--- Start MATERIAL FOR THE TASK ---
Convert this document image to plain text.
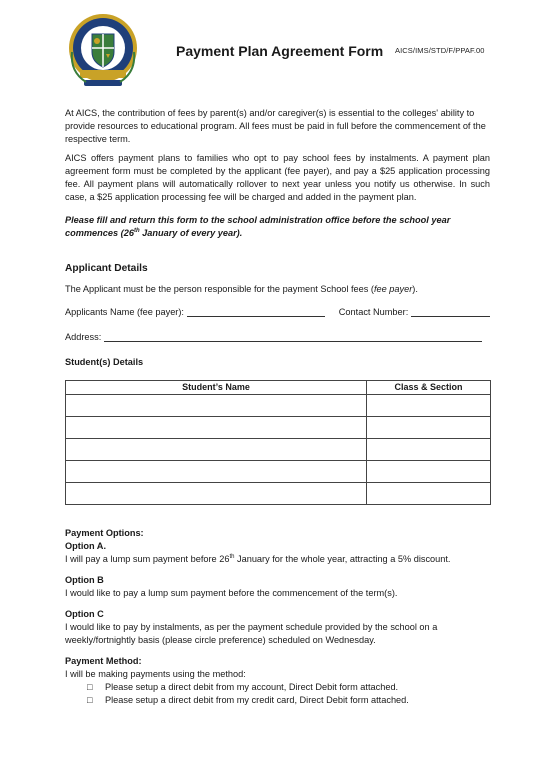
Payment Plan Agreement Form AICS/IMS/STD/F/PPAF.00

At AICS, the contribution of fees by parent(s) and/or caregiver(s) is essential to the colleges' ability to provide resources to educational program. All fees must be paid in full before the commencement of the respective term.

AICS offers payment plans to families who opt to pay school fees by instalments. A payment plan agreement form must be completed by the applicant (fee payer), and pay a $25 application processing fee. All payment plans will automatically rollover to next year unless you notify us otherwise. In such case, a $25 application processing fee will be charged and added in the payment plan.

Please fill and return this form to the school administration office before the school year commences (26th January of every year).

Applicant Details

The Applicant must be the person responsible for the payment School fees (fee payer).

Applicants Name (fee payer):	Contact Number:
Address:

Student(s) Details

Student’s Name	Class & Section

Payment Options:

Option A.

I will pay a lump sum payment before 26th January for the whole year, attracting a 5% discount.

Option B

I would like to pay a lump sum payment before the commencement of the term(s).

Option C

I would like to pay by instalments, as per the payment schedule provided by the school on a weekly/fortnightly basis (please circle preference) scheduled on Wednesday.

Payment Method:

I will be making payments using the method:

□	Please setup a direct debit from my account, Direct Debit form attached.
□	Please setup a direct debit from my credit card, Direct Debit form attached.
--- End MATERIAL FOR THE TASK ---
> _PROBLEM_: Go through the listing above and locate each line that holds the word "before". Copy those lines.

> _TASK ANSWER_:
At AICS, the contribution of fees by parent(s) and/or caregiver(s) is essential to the colleges' ability to provide resources to educational program. All fees must be paid in full before the commencement of the respective term.
Please fill and return this form to the school administration office before the school year commences (26th January of every year).
I will pay a lump sum payment before 26th January for the whole year, attracting a 5% discount.
I would like to pay a lump sum payment before the commencement of the term(s).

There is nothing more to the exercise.